● **SUPPLIED MATERIAL**

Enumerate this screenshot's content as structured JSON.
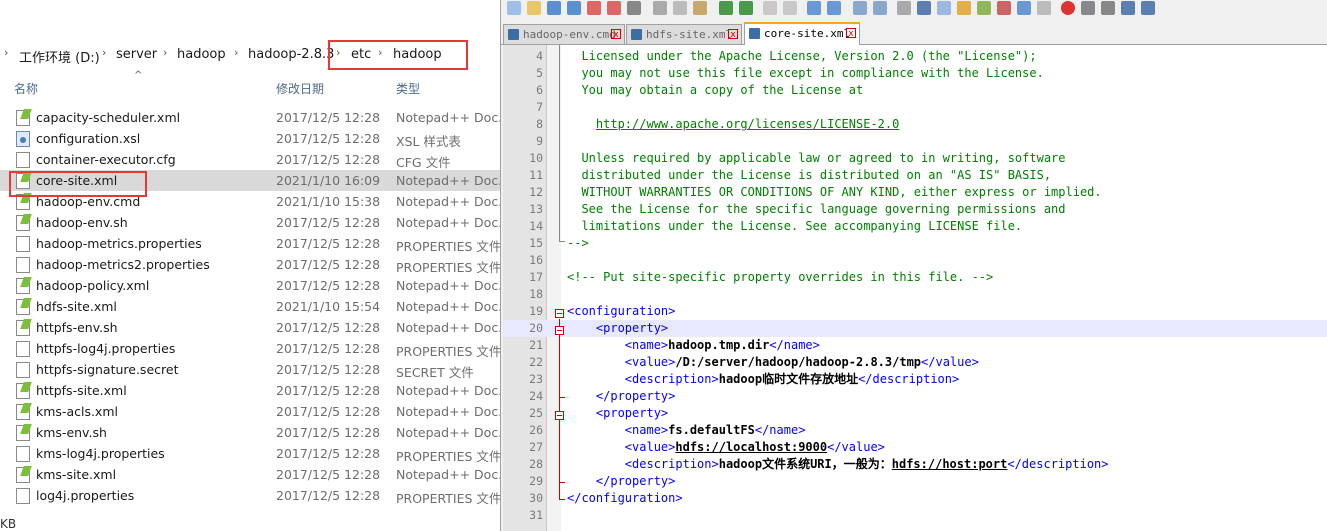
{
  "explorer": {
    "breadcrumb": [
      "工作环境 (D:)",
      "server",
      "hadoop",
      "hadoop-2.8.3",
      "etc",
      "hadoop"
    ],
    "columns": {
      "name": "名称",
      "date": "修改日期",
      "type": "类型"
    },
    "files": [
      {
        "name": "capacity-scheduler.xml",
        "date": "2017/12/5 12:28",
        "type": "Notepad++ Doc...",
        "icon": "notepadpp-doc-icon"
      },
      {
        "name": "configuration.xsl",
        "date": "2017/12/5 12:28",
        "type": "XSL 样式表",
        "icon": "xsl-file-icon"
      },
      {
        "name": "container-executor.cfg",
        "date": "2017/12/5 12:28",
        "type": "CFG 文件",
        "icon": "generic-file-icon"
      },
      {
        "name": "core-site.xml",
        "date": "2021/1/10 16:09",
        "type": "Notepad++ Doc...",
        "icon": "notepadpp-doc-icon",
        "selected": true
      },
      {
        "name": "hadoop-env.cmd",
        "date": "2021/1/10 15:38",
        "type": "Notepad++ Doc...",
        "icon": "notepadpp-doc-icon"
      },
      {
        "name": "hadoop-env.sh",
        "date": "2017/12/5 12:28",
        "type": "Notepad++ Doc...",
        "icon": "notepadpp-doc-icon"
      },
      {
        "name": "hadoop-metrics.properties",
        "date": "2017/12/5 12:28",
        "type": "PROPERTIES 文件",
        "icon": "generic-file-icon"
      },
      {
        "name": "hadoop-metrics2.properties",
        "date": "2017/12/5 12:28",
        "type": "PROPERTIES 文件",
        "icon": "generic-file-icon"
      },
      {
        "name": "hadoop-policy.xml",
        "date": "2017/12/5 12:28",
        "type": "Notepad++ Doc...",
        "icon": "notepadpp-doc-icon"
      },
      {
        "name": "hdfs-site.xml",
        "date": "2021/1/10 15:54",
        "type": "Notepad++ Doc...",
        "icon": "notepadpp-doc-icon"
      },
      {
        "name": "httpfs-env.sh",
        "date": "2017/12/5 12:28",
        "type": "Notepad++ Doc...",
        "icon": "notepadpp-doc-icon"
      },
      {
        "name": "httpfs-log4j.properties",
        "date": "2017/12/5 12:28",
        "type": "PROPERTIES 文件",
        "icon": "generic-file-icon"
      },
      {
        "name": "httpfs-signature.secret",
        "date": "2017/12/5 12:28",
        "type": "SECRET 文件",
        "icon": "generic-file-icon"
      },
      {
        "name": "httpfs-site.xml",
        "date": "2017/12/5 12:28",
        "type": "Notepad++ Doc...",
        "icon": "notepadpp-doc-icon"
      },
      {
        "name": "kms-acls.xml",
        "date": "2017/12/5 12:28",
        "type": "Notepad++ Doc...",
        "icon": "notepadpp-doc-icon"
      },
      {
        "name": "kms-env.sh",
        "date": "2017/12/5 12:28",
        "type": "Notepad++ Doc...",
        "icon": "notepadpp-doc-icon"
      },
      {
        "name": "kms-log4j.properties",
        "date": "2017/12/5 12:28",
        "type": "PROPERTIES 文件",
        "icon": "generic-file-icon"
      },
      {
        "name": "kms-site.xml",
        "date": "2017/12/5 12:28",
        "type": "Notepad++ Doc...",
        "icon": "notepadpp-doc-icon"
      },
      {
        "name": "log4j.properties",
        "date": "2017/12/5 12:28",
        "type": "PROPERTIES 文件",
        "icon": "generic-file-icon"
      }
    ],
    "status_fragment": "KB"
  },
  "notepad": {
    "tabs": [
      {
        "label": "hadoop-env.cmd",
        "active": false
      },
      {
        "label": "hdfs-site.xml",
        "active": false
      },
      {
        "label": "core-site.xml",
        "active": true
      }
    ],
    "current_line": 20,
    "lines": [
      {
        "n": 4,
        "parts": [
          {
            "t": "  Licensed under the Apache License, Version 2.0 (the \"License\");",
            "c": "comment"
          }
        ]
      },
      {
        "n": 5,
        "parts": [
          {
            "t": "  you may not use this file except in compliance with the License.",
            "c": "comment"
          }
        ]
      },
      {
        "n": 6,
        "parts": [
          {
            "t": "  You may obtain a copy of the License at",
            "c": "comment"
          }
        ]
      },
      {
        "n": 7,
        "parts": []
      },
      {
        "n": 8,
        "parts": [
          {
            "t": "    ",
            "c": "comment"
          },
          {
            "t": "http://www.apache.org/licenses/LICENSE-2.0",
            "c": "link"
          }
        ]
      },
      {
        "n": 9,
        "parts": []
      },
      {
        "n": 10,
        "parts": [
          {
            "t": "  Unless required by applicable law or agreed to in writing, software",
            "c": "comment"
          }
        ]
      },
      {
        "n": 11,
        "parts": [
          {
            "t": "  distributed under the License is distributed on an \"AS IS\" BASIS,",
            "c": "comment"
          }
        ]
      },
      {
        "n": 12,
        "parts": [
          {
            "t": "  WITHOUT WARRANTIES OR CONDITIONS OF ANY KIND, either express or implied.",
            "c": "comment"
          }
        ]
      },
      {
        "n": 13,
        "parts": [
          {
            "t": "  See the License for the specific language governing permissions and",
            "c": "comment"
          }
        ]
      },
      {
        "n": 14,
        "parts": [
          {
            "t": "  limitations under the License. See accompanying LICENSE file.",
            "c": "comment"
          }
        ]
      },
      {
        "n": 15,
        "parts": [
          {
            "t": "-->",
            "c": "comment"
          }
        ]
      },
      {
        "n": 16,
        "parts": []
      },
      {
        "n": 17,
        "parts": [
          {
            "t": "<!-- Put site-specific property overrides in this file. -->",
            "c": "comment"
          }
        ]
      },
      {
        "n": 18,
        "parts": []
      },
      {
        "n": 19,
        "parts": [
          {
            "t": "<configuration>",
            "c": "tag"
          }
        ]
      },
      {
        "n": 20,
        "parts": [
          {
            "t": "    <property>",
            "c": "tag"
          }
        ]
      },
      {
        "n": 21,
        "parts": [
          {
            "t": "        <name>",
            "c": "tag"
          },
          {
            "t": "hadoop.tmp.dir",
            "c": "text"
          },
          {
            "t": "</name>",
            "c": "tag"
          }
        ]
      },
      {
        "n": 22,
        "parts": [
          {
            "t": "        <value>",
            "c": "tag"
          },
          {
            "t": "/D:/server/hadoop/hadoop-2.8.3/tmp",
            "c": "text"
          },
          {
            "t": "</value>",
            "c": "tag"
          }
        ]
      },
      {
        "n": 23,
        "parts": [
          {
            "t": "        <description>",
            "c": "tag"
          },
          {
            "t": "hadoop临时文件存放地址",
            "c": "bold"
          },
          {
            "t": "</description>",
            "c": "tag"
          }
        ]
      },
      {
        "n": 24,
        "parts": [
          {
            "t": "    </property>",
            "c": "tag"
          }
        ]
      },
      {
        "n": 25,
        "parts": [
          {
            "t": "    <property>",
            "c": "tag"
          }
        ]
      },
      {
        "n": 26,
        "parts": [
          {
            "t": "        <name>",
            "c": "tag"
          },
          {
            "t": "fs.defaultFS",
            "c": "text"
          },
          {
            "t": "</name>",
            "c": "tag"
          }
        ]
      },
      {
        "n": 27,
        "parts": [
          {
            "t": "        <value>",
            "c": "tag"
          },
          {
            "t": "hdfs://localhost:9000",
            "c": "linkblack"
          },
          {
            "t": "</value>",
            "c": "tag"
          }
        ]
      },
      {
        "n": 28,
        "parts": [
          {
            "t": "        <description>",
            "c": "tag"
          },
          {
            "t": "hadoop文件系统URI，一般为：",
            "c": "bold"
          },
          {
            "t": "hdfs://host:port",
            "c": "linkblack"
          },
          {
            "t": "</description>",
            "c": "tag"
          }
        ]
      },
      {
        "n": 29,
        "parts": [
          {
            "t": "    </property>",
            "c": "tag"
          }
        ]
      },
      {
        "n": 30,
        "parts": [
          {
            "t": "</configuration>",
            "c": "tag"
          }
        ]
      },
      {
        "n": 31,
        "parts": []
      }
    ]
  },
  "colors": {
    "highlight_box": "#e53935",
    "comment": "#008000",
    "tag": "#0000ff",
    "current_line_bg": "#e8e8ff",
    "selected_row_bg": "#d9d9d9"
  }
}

--

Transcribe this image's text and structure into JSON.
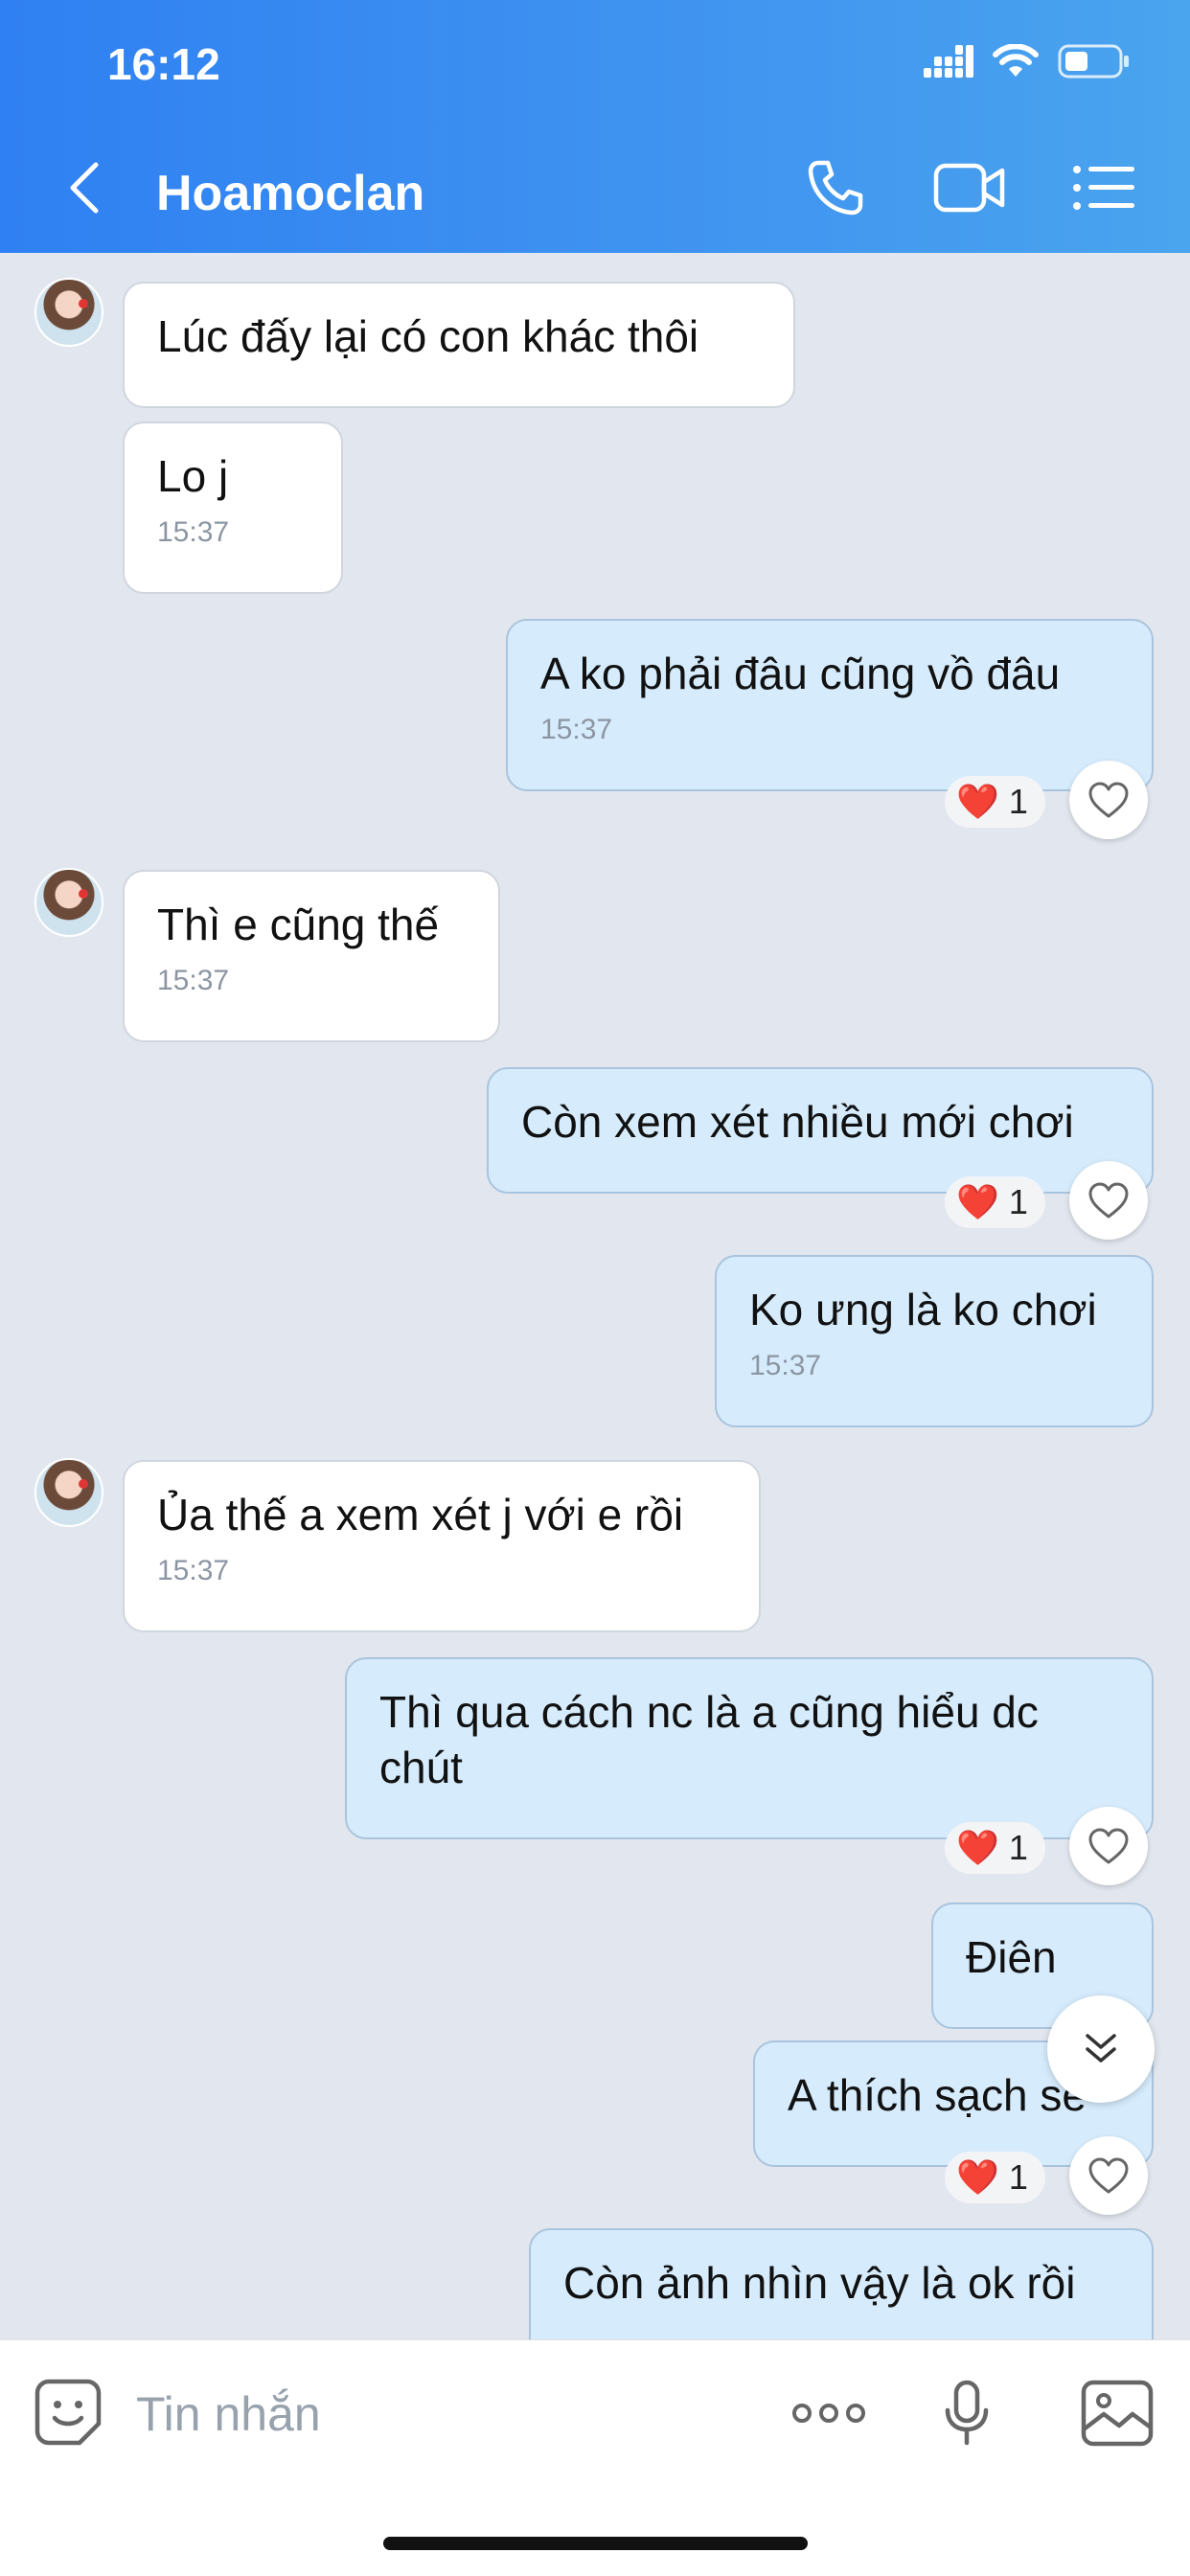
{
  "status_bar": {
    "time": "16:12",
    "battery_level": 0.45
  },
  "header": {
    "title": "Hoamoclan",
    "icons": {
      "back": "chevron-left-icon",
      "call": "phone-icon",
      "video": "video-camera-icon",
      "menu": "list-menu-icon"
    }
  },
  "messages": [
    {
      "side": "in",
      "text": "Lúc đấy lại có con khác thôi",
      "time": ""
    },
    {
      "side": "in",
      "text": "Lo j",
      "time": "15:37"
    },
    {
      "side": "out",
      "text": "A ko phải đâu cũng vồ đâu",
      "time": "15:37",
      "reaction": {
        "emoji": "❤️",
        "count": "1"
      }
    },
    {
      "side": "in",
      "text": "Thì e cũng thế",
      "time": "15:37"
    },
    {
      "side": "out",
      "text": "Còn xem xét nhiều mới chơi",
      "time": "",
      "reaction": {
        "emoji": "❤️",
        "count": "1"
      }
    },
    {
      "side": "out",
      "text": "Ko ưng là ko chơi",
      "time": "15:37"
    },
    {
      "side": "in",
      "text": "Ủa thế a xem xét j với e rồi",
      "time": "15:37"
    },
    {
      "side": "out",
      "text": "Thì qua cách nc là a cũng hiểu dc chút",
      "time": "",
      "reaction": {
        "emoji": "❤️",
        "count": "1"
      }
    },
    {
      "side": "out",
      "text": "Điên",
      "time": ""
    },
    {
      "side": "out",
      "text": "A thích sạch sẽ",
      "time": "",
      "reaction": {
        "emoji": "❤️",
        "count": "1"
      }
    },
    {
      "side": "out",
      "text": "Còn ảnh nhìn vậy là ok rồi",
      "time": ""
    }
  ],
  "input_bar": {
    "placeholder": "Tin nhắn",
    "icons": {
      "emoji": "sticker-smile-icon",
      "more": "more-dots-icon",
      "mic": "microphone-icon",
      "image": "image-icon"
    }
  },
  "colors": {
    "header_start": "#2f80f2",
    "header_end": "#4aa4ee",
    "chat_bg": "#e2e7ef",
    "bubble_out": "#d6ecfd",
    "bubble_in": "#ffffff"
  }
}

● **REQUIREMENT**
Identify every line above that includes the word "under", and show those lines.

● **TASK OUTPUT**
            "t": "  Licensed under the Apache License, Version 2.0 (the \"License\");",
            "t": "  distributed under the License is distributed on an \"AS IS\" BASIS,",
            "t": "  limitations under the License. See accompanying LICENSE file.",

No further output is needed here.